Filter the data below for the string "text" and copy each matching line.

○ ○ ○ ○ ○ ○ ○

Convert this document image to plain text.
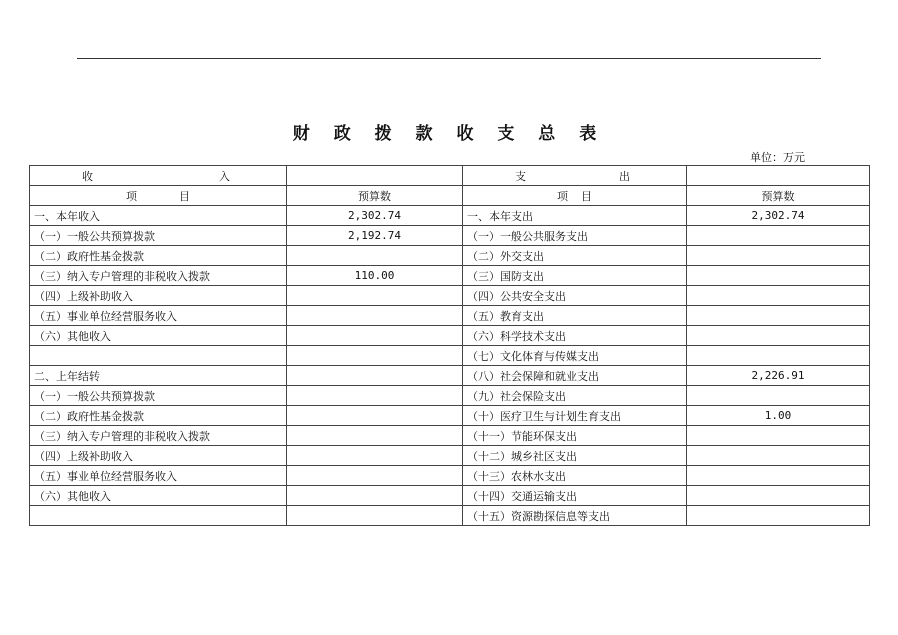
财 政 拨 款 收 支 总 表
单位：万元
收 入		支 出	

项 目	预算数	项 目	预算数
一、本年收入	2,302.74	一、本年支出	2,302.74
（一）一般公共预算拨款	2,192.74	（一）一般公共服务支出	
（二）政府性基金拨款		（二）外交支出	
（三）纳入专户管理的非税收入拨款	110.00	（三）国防支出	
（四）上级补助收入		（四）公共安全支出	
（五）事业单位经营服务收入		（五）教育支出	
（六）其他收入		（六）科学技术支出	
		（七）文化体育与传媒支出	
二、上年结转		（八）社会保障和就业支出	2,226.91
（一）一般公共预算拨款		（九）社会保险支出	
（二）政府性基金拨款		（十）医疗卫生与计划生育支出	1.00
（三）纳入专户管理的非税收入拨款		（十一）节能环保支出	
（四）上级补助收入		（十二）城乡社区支出	
（五）事业单位经营服务收入		（十三）农林水支出	
（六）其他收入		（十四）交通运输支出	
		（十五）资源勘探信息等支出	
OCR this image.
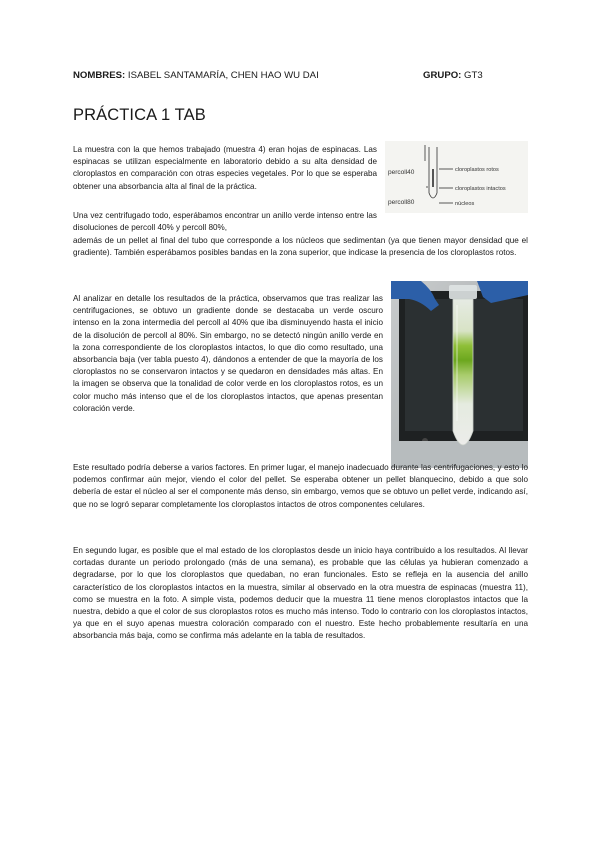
NOMBRES: ISABEL SANTAMARÍA, CHEN HAO WU DAI	GRUPO: GT3
PRÁCTICA 1 TAB

La muestra con la que hemos trabajado (muestra 4) eran hojas de espinacas. Las espinacas se utilizan especialmente en laboratorio debido a su alta densidad de cloroplastos en comparación con otras especies vegetales. Por lo que se esperaba obtener una absorbancia alta al final de la práctica.

Una vez centrifugado todo, esperábamos encontrar un anillo verde intenso entre las disoluciones de percoll 40% y percoll 80%,

además de un pellet al final del tubo que corresponde a los núcleos que sedimentan (ya que tienen mayor densidad que el gradiente). También esperábamos posibles bandas en la zona superior, que indicase la presencia de los cloroplastos rotos.

percoll40
percoll80
cloroplastos rotos
cloroplastos intactos
núcleos

Al analizar en detalle los resultados de la práctica, observamos que tras realizar las centrifugaciones, se obtuvo un gradiente donde se destacaba un verde oscuro intenso en la zona intermedia del percoll al 40% que iba disminuyendo hasta el inicio de la disolución de percoll al 80%. Sin embargo, no se detectó ningún anillo verde en la zona correspondiente de los cloroplastos intactos, lo que dio como resultado, una absorbancia baja (ver tabla puesto 4), dándonos a entender de que la mayoría de los cloroplastos no se conservaron intactos y se quedaron en densidades más altas. En la imagen se observa que la tonalidad de color verde en los cloroplastos rotos, es un color mucho más intenso que el de los cloroplastos intactos, que apenas presentan coloración verde.

Este resultado podría deberse a varios factores. En primer lugar, el manejo inadecuado durante las centrifugaciones, y esto lo podemos confirmar aún mejor, viendo el color del pellet. Se esperaba obtener un pellet blanquecino, debido a que solo debería de estar el núcleo al ser el componente más denso, sin embargo, vemos que se obtuvo un pellet verde, indicando así, que no se logró separar completamente los cloroplastos intactos de otros componentes celulares.

En segundo lugar, es posible que el mal estado de los cloroplastos desde un inicio haya contribuido a los resultados. Al llevar cortadas durante un periodo prolongado (más de una semana), es probable que las células ya hubieran comenzado a degradarse, por lo que los cloroplastos que quedaban, no eran funcionales. Esto se refleja en la ausencia del anillo característico de los cloroplastos intactos en la muestra, similar al observado en la otra muestra de espinacas (muestra 11), como se muestra en la foto. A simple vista, podemos deducir que la muestra 11 tiene menos cloroplastos intactos que la nuestra, debido a que el color de sus cloroplastos rotos es mucho más intenso. Todo lo contrario con los cloroplastos intactos, ya que en el suyo apenas muestra coloración comparado con el nuestro. Este hecho probablemente resultaría en una absorbancia más baja, como se confirma más adelante en la tabla de resultados.
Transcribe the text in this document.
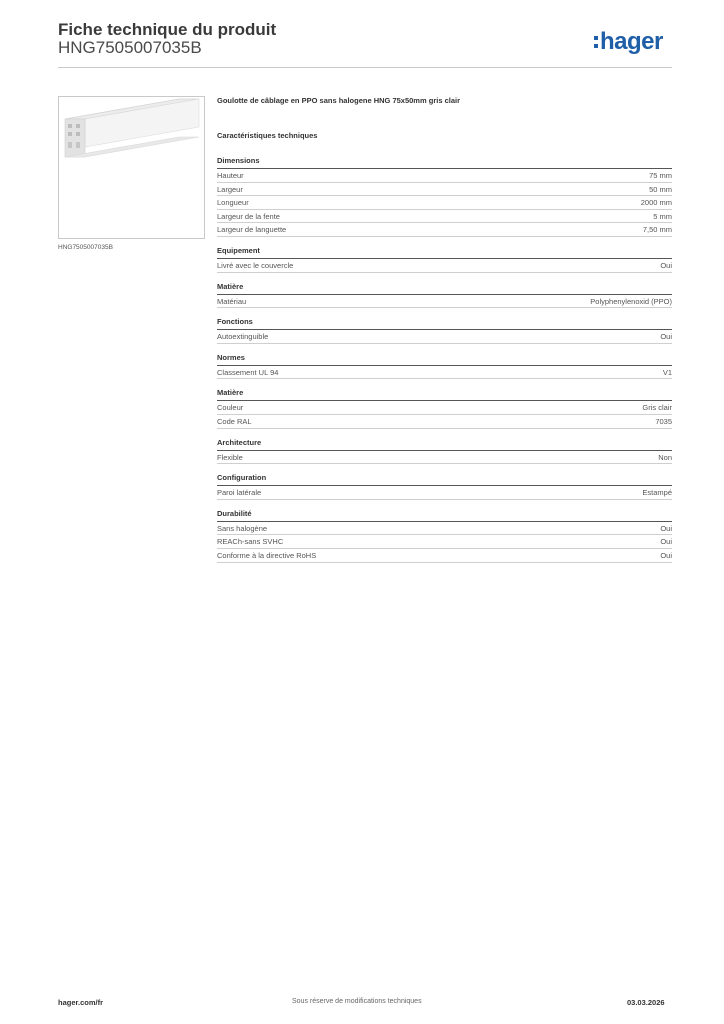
Fiche technique du produit
HNG7505007035B	hager
HNG7505007035B
Goulotte de câblage en PPO sans halogene HNG 75x50mm gris clair
Caractéristiques techniques
Dimensions
Hauteur	75 mm
Largeur	50 mm
Longueur	2000 mm
Largeur de la fente	5 mm
Largeur de languette	7,50 mm
Equipement
Livré avec le couvercle	Oui
Matière
Matériau	Polyphenylenoxid (PPO)
Fonctions
Autoextinguible	Oui
Normes
Classement UL 94	V1
Matière
Couleur	Gris clair
Code RAL	7035
Architecture
Flexible	Non
Configuration
Paroi latérale	Estampé
Durabilité
Sans halogène	Oui
REACh-sans SVHC	Oui
Conforme à la directive RoHS	Oui
hager.com/fr	Sous réserve de modifications techniques	03.03.2026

○ ○ ○ ○ ○ ○ ○

Full response:
Convert this document image to plain text.
Transcribe the text in this document.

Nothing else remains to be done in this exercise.